Short problem: Transcribe the records below exactly.

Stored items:
————
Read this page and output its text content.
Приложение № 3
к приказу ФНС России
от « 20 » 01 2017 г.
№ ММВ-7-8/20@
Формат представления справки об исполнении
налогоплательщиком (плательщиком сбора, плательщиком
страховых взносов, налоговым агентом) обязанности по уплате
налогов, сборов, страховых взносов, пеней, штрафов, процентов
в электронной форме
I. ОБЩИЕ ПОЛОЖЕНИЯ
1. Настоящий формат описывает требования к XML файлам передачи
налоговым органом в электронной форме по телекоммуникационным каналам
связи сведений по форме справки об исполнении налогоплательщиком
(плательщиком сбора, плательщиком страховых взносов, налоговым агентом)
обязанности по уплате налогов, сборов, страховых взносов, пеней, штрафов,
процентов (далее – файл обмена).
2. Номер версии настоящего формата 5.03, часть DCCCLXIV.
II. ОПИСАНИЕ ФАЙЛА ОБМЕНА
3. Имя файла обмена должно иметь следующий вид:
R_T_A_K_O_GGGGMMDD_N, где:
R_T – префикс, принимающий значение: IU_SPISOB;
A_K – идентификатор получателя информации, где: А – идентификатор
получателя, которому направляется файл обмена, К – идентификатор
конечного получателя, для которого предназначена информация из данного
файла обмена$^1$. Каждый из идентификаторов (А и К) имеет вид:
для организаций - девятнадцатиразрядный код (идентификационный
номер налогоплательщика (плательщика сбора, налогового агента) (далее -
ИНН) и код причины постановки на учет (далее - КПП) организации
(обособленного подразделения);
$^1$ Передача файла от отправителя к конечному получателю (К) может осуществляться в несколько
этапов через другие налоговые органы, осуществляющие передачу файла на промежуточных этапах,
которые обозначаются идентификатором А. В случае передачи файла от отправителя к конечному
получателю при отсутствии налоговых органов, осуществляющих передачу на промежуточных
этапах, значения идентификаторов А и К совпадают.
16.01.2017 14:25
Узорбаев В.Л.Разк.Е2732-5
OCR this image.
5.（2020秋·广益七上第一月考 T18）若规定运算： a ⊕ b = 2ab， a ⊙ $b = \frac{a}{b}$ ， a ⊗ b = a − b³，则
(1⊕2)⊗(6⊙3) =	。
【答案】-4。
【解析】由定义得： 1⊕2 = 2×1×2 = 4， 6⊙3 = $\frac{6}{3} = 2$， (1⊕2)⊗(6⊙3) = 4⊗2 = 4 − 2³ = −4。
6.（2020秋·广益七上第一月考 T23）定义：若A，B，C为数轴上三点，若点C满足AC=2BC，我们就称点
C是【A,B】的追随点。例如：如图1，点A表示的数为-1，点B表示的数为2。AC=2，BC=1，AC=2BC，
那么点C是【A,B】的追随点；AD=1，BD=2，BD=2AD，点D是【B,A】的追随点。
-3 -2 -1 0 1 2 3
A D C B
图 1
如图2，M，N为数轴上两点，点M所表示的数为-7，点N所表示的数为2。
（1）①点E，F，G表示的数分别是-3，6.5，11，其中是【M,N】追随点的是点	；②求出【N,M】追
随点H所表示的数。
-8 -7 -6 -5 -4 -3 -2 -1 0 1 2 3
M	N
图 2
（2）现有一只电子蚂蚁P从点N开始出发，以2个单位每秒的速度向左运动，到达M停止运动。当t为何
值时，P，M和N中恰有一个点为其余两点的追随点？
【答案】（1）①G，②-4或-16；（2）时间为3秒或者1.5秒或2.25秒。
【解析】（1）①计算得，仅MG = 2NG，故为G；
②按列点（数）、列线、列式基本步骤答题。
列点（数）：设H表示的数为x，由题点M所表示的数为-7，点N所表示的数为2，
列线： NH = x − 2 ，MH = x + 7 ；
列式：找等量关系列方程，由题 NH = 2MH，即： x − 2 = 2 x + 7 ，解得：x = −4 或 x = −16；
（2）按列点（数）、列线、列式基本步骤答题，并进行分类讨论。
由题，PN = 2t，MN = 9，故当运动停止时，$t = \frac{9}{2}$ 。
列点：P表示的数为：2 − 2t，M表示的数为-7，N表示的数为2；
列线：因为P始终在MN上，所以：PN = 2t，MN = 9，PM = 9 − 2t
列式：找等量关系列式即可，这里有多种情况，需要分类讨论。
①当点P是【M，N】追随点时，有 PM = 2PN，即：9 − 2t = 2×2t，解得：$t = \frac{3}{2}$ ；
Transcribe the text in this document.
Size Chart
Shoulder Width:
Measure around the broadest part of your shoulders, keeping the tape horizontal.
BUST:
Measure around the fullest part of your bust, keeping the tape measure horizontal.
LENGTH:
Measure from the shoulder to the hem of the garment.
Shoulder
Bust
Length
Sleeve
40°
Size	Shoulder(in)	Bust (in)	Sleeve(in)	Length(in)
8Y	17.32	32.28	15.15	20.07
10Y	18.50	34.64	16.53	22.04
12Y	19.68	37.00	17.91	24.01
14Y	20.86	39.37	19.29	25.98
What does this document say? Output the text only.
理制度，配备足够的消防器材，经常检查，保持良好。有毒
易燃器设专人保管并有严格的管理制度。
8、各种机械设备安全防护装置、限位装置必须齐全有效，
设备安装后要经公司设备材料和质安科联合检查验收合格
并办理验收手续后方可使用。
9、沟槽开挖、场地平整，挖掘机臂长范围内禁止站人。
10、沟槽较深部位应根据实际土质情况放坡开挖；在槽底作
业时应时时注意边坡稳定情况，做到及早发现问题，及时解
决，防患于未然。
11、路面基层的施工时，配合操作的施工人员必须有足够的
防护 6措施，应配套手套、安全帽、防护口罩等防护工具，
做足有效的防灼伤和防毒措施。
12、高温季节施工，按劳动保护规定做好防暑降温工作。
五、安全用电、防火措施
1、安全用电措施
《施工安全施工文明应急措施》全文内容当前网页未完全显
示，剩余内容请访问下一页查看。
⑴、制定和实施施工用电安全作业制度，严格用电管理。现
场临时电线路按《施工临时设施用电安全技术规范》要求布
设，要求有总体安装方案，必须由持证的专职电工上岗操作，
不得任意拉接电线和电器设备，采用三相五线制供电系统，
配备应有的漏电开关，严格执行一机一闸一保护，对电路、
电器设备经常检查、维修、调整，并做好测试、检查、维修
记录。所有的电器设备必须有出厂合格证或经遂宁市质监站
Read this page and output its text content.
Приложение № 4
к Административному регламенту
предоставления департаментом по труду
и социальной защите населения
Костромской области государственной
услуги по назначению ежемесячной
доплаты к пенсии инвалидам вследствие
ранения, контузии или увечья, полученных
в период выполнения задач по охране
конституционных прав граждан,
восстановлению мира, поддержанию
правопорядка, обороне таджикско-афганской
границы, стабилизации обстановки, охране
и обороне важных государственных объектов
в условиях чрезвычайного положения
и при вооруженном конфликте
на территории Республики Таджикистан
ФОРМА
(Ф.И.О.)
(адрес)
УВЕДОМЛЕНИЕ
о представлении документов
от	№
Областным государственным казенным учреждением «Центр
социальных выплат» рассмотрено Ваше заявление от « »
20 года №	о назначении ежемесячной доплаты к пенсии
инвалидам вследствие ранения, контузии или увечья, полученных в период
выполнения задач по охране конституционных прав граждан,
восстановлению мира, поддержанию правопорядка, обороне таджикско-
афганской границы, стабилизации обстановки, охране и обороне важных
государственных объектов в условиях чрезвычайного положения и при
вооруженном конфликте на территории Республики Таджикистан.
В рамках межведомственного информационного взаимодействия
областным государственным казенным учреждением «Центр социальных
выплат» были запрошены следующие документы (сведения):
————
The response:
Read this page and output its text content.
Приложение № 3
к приказу ФНС России
от « 20 » 01 2017 г.
№ ММВ-7-8/20@
Формат представления справки об исполнении
налогоплательщиком (плательщиком сбора, плательщиком
страховых взносов, налоговым агентом) обязанности по уплате
налогов, сборов, страховых взносов, пеней, штрафов, процентов
в электронной форме
I. ОБЩИЕ ПОЛОЖЕНИЯ
1. Настоящий формат описывает требования к XML файлам передачи
налоговым органом в электронной форме по телекоммуникационным каналам
связи сведений по форме справки об исполнении налогоплательщиком
(плательщиком сбора, плательщиком страховых взносов, налоговым агентом)
обязанности по уплате налогов, сборов, страховых взносов, пеней, штрафов,
процентов (далее – файл обмена).
2. Номер версии настоящего формата 5.03, часть DCCCLXIV.
II. ОПИСАНИЕ ФАЙЛА ОБМЕНА
3. Имя файла обмена должно иметь следующий вид:
R_T_A_K_O_GGGGMMDD_N, где:
R_T – префикс, принимающий значение: IU_SPISOB;
A_K – идентификатор получателя информации, где: А – идентификатор
получателя, которому направляется файл обмена, К – идентификатор
конечного получателя, для которого предназначена информация из данного
файла обмена$^1$. Каждый из идентификаторов (А и К) имеет вид:
для организаций - девятнадцатиразрядный код (идентификационный
номер налогоплательщика (плательщика сбора, налогового агента) (далее -
ИНН) и код причины постановки на учет (далее - КПП) организации
(обособленного подразделения);
$^1$ Передача файла от отправителя к конечному получателю (К) может осуществляться в несколько
этапов через другие налоговые органы, осуществляющие передачу файла на промежуточных этапах,
которые обозначаются идентификатором А. В случае передачи файла от отправителя к конечному
получателю при отсутствии налоговых органов, осуществляющих передачу на промежуточных
этапах, значения идентификаторов А и К совпадают.
16.01.2017 14:25
Узорбаев В.Л.Разк.Е2732-5
OCR this image.
5.（2020秋·广益七上第一月考 T18）若规定运算： a ⊕ b = 2ab， a ⊙ $b = \frac{a}{b}$ ， a ⊗ b = a − b³，则
(1⊕2)⊗(6⊙3) =	。
【答案】-4。
【解析】由定义得： 1⊕2 = 2×1×2 = 4， 6⊙3 = $\frac{6}{3} = 2$， (1⊕2)⊗(6⊙3) = 4⊗2 = 4 − 2³ = −4。
6.（2020秋·广益七上第一月考 T23）定义：若A，B，C为数轴上三点，若点C满足AC=2BC，我们就称点
C是【A,B】的追随点。例如：如图1，点A表示的数为-1，点B表示的数为2。AC=2，BC=1，AC=2BC，
那么点C是【A,B】的追随点；AD=1，BD=2，BD=2AD，点D是【B,A】的追随点。
-3 -2 -1 0 1 2 3
A D C B
图 1
如图2，M，N为数轴上两点，点M所表示的数为-7，点N所表示的数为2。
（1）①点E，F，G表示的数分别是-3，6.5，11，其中是【M,N】追随点的是点	；②求出【N,M】追
随点H所表示的数。
-8 -7 -6 -5 -4 -3 -2 -1 0 1 2 3
M	N
图 2
（2）现有一只电子蚂蚁P从点N开始出发，以2个单位每秒的速度向左运动，到达M停止运动。当t为何
值时，P，M和N中恰有一个点为其余两点的追随点？
【答案】（1）①G，②-4或-16；（2）时间为3秒或者1.5秒或2.25秒。
【解析】（1）①计算得，仅MG = 2NG，故为G；
②按列点（数）、列线、列式基本步骤答题。
列点（数）：设H表示的数为x，由题点M所表示的数为-7，点N所表示的数为2，
列线： NH = x − 2 ，MH = x + 7 ；
列式：找等量关系列方程，由题 NH = 2MH，即： x − 2 = 2 x + 7 ，解得：x = −4 或 x = −16；
（2）按列点（数）、列线、列式基本步骤答题，并进行分类讨论。
由题，PN = 2t，MN = 9，故当运动停止时，$t = \frac{9}{2}$ 。
列点：P表示的数为：2 − 2t，M表示的数为-7，N表示的数为2；
列线：因为P始终在MN上，所以：PN = 2t，MN = 9，PM = 9 − 2t
列式：找等量关系列式即可，这里有多种情况，需要分类讨论。
①当点P是【M，N】追随点时，有 PM = 2PN，即：9 − 2t = 2×2t，解得：$t = \frac{3}{2}$ ；
Transcribe the text in this document.
Size Chart
Shoulder Width:
Measure around the broadest part of your shoulders, keeping the tape horizontal.
BUST:
Measure around the fullest part of your bust, keeping the tape measure horizontal.
LENGTH:
Measure from the shoulder to the hem of the garment.
Shoulder
Bust
Length
Sleeve
40°
Size	Shoulder(in)	Bust (in)	Sleeve(in)	Length(in)
8Y	17.32	32.28	15.15	20.07
10Y	18.50	34.64	16.53	22.04
12Y	19.68	37.00	17.91	24.01
14Y	20.86	39.37	19.29	25.98
What does this document say? Output the text only.
理制度，配备足够的消防器材，经常检查，保持良好。有毒
易燃器设专人保管并有严格的管理制度。
8、各种机械设备安全防护装置、限位装置必须齐全有效，
设备安装后要经公司设备材料和质安科联合检查验收合格
并办理验收手续后方可使用。
9、沟槽开挖、场地平整，挖掘机臂长范围内禁止站人。
10、沟槽较深部位应根据实际土质情况放坡开挖；在槽底作
业时应时时注意边坡稳定情况，做到及早发现问题，及时解
决，防患于未然。
11、路面基层的施工时，配合操作的施工人员必须有足够的
防护 6措施，应配套手套、安全帽、防护口罩等防护工具，
做足有效的防灼伤和防毒措施。
12、高温季节施工，按劳动保护规定做好防暑降温工作。
五、安全用电、防火措施
1、安全用电措施
《施工安全施工文明应急措施》全文内容当前网页未完全显
示，剩余内容请访问下一页查看。
⑴、制定和实施施工用电安全作业制度，严格用电管理。现
场临时电线路按《施工临时设施用电安全技术规范》要求布
设，要求有总体安装方案，必须由持证的专职电工上岗操作，
不得任意拉接电线和电器设备，采用三相五线制供电系统，
配备应有的漏电开关，严格执行一机一闸一保护，对电路、
电器设备经常检查、维修、调整，并做好测试、检查、维修
记录。所有的电器设备必须有出厂合格证或经遂宁市质监站
Read this page and output its text content.
Приложение № 4
к Административному регламенту
предоставления департаментом по труду
и социальной защите населения
Костромской области государственной
услуги по назначению ежемесячной
доплаты к пенсии инвалидам вследствие
ранения, контузии или увечья, полученных
в период выполнения задач по охране
конституционных прав граждан,
восстановлению мира, поддержанию
правопорядка, обороне таджикско-афганской
границы, стабилизации обстановки, охране
и обороне важных государственных объектов
в условиях чрезвычайного положения
и при вооруженном конфликте
на территории Республики Таджикистан
ФОРМА
(Ф.И.О.)
(адрес)
УВЕДОМЛЕНИЕ
о представлении документов
от	№
Областным государственным казенным учреждением «Центр
социальных выплат» рассмотрено Ваше заявление от « »
20 года №	о назначении ежемесячной доплаты к пенсии
инвалидам вследствие ранения, контузии или увечья, полученных в период
выполнения задач по охране конституционных прав граждан,
восстановлению мира, поддержанию правопорядка, обороне таджикско-
афганской границы, стабилизации обстановки, охране и обороне важных
государственных объектов в условиях чрезвычайного положения и при
вооруженном конфликте на территории Республики Таджикистан.
В рамках межведомственного информационного взаимодействия
областным государственным казенным учреждением «Центр социальных
выплат» были запрошены следующие документы (сведения):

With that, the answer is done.